_THE REQUEST_. Reproduce each line from the records that holds "this".

** Start of GIVEN ENTRIES **

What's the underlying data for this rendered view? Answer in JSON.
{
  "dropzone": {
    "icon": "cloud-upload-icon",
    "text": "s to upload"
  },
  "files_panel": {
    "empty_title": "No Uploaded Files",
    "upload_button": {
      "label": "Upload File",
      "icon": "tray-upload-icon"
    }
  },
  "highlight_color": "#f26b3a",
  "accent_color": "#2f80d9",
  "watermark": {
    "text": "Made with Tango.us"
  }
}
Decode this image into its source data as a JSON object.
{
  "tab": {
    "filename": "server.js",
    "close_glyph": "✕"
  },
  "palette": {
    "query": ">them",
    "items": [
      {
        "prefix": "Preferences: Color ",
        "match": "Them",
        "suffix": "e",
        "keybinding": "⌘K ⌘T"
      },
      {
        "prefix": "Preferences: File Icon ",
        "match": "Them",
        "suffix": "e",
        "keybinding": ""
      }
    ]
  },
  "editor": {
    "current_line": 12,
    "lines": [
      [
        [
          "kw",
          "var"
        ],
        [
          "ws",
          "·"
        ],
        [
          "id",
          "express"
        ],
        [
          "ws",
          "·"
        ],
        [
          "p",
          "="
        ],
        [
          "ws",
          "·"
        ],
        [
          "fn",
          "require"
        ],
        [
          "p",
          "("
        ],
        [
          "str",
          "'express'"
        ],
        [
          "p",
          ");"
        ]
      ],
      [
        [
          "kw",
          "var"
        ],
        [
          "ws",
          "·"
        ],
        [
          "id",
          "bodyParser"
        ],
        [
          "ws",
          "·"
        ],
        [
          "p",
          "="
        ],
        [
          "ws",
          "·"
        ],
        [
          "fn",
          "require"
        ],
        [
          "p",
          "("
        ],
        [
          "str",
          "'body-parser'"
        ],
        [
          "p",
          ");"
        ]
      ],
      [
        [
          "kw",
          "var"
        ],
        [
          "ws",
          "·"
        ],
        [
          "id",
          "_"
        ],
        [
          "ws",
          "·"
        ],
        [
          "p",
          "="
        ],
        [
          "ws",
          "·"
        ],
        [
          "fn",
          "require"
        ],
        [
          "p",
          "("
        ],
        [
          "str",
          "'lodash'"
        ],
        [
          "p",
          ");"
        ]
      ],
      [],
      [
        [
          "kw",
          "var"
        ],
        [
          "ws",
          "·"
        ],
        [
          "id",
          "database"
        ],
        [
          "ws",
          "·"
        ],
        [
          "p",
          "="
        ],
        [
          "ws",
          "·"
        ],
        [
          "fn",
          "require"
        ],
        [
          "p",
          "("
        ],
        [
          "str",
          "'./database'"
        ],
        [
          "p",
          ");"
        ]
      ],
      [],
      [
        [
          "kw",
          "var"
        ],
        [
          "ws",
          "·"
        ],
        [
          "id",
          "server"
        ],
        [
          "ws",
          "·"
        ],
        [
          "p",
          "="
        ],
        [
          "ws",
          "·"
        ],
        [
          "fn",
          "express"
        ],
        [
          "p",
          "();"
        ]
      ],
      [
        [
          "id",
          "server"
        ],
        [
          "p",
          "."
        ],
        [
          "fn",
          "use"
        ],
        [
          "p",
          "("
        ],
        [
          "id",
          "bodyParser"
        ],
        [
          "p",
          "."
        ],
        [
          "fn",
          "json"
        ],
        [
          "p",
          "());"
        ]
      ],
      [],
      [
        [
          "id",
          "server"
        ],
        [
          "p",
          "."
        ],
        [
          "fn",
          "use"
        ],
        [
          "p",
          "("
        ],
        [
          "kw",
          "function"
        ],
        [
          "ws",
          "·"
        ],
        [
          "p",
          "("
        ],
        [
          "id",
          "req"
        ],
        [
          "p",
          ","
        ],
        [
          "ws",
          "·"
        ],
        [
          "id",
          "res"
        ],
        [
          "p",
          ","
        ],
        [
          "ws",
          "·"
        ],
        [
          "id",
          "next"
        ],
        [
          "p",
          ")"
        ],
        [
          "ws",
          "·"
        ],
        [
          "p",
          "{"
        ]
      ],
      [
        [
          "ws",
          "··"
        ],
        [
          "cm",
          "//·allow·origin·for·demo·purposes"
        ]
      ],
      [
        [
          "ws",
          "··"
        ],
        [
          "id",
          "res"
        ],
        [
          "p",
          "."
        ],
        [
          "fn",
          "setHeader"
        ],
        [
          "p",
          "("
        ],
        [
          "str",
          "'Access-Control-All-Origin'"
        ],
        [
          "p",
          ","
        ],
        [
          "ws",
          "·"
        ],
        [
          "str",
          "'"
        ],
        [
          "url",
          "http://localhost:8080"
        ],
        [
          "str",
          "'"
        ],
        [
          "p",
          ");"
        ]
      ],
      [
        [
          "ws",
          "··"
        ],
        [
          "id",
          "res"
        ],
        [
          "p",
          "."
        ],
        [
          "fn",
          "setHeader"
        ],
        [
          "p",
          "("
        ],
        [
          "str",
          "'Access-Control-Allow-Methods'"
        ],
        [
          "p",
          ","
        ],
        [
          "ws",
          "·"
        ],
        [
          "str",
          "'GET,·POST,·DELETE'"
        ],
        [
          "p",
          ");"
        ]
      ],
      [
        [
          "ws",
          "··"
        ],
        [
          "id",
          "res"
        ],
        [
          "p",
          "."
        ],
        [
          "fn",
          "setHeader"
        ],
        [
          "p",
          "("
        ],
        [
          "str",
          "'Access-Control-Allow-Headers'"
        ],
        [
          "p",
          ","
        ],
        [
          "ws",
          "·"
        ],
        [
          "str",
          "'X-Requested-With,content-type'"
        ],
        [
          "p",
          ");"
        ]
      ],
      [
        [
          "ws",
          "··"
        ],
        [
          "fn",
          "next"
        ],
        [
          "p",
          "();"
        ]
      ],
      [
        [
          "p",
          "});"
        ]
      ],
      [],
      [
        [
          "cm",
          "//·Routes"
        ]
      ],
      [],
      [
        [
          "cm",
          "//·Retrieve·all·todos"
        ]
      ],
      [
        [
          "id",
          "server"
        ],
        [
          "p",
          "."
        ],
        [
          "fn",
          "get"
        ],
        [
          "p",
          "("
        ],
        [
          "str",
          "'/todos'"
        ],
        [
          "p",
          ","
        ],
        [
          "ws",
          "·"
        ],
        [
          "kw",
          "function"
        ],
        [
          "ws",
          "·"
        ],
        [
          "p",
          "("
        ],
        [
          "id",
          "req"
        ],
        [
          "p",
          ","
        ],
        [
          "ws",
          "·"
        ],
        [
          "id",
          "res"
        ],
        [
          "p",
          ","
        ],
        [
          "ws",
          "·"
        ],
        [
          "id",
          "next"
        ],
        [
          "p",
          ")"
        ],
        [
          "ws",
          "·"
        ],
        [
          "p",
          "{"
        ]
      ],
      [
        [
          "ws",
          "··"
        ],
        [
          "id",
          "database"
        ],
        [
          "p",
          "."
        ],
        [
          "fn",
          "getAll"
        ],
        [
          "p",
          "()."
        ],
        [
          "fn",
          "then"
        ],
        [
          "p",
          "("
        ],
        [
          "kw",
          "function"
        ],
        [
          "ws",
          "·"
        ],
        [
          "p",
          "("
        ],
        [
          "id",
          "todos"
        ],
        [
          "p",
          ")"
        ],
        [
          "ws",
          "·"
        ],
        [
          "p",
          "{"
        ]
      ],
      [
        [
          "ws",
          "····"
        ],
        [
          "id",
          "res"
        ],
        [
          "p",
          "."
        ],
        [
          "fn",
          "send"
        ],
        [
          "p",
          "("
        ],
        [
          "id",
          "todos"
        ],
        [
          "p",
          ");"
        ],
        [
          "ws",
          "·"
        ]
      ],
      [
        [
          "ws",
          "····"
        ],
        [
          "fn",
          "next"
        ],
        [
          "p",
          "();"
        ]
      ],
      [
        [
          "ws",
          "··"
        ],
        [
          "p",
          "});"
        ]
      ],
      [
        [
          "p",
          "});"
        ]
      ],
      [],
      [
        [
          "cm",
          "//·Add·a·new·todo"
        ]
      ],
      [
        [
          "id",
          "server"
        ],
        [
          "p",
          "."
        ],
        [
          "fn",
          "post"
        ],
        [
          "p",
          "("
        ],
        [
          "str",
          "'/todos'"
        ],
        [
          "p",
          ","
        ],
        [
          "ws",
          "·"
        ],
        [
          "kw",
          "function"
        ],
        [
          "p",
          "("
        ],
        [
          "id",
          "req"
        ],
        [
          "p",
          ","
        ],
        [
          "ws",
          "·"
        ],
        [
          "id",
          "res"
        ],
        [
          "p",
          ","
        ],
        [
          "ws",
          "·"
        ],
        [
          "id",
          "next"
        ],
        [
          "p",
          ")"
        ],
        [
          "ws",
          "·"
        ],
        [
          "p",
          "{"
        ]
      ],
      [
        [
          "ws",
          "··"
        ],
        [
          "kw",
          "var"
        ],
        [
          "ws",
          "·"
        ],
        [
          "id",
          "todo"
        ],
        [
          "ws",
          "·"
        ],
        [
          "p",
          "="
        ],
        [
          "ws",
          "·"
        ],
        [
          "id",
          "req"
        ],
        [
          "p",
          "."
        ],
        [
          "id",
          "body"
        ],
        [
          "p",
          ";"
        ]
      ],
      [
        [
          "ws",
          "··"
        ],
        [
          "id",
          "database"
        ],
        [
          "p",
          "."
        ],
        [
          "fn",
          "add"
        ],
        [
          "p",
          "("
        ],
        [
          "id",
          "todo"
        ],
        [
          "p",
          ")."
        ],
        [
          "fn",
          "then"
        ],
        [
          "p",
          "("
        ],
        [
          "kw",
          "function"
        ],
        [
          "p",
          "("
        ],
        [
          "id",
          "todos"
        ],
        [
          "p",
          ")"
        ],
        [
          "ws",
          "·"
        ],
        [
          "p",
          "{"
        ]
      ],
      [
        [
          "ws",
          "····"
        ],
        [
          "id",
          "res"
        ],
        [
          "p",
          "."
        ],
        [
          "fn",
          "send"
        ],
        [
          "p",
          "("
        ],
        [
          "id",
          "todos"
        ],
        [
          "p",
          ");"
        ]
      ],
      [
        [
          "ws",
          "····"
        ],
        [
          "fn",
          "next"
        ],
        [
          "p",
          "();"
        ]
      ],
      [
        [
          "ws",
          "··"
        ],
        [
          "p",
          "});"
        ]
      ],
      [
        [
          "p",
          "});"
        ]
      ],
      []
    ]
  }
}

** End of GIVEN ENTRIES **

_COMPLETED EXERCISE_.
What's the underlying data for this rendered view? Answer in JSON.
Decode this image into its source data as a JSON object.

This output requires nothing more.